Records

☆ ☆ ☆ ☆ ☆

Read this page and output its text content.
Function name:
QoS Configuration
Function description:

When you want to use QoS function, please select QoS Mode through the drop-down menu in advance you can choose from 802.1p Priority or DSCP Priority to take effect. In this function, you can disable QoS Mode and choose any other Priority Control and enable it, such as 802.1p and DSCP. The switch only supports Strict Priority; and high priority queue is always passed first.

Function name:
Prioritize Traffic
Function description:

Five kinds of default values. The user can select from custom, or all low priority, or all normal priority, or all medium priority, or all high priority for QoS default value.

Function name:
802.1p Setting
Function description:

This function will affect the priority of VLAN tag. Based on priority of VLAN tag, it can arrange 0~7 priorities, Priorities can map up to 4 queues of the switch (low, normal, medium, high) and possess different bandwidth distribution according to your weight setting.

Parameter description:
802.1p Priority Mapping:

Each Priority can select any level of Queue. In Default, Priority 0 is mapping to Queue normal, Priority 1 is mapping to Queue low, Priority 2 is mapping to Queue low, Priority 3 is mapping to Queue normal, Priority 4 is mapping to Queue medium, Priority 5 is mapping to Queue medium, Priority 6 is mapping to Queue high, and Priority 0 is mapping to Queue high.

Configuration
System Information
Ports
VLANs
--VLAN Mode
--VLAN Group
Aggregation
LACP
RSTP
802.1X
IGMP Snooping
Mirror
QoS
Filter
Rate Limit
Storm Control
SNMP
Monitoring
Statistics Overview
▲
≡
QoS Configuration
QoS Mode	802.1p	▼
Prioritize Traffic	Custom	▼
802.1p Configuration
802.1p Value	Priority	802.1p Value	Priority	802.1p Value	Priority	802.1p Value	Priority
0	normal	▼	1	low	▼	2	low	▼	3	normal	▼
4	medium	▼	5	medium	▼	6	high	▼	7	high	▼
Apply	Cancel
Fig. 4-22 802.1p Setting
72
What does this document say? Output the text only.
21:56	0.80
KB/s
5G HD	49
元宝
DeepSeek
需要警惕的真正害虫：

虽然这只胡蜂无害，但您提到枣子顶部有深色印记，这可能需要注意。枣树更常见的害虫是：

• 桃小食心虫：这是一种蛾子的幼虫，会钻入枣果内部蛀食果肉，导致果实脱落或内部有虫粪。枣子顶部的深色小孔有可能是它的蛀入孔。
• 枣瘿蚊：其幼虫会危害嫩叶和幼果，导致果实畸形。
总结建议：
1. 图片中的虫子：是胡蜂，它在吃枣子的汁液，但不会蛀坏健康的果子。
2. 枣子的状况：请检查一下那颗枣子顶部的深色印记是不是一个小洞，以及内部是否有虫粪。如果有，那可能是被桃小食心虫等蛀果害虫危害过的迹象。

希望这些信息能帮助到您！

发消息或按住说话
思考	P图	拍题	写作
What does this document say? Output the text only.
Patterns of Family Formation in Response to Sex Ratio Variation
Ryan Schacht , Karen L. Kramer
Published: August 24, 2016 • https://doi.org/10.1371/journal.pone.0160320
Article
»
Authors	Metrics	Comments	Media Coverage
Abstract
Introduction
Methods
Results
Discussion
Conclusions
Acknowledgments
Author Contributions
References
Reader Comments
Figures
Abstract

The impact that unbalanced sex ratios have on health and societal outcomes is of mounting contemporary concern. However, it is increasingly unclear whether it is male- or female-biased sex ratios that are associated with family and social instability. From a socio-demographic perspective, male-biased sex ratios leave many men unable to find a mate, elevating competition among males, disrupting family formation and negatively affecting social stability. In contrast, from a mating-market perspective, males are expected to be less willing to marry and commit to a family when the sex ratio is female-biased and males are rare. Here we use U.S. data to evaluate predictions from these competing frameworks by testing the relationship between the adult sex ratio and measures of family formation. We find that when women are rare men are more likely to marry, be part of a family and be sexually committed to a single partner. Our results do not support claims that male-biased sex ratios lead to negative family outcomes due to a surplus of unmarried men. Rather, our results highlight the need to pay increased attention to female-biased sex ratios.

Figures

☆ ☆ ☆ ☆ ☆

■ What to produce
From the data, list each line in which the string "Configuration" appears.

■ Task output
QoS Configuration
Configuration
QoS Configuration
802.1p Configuration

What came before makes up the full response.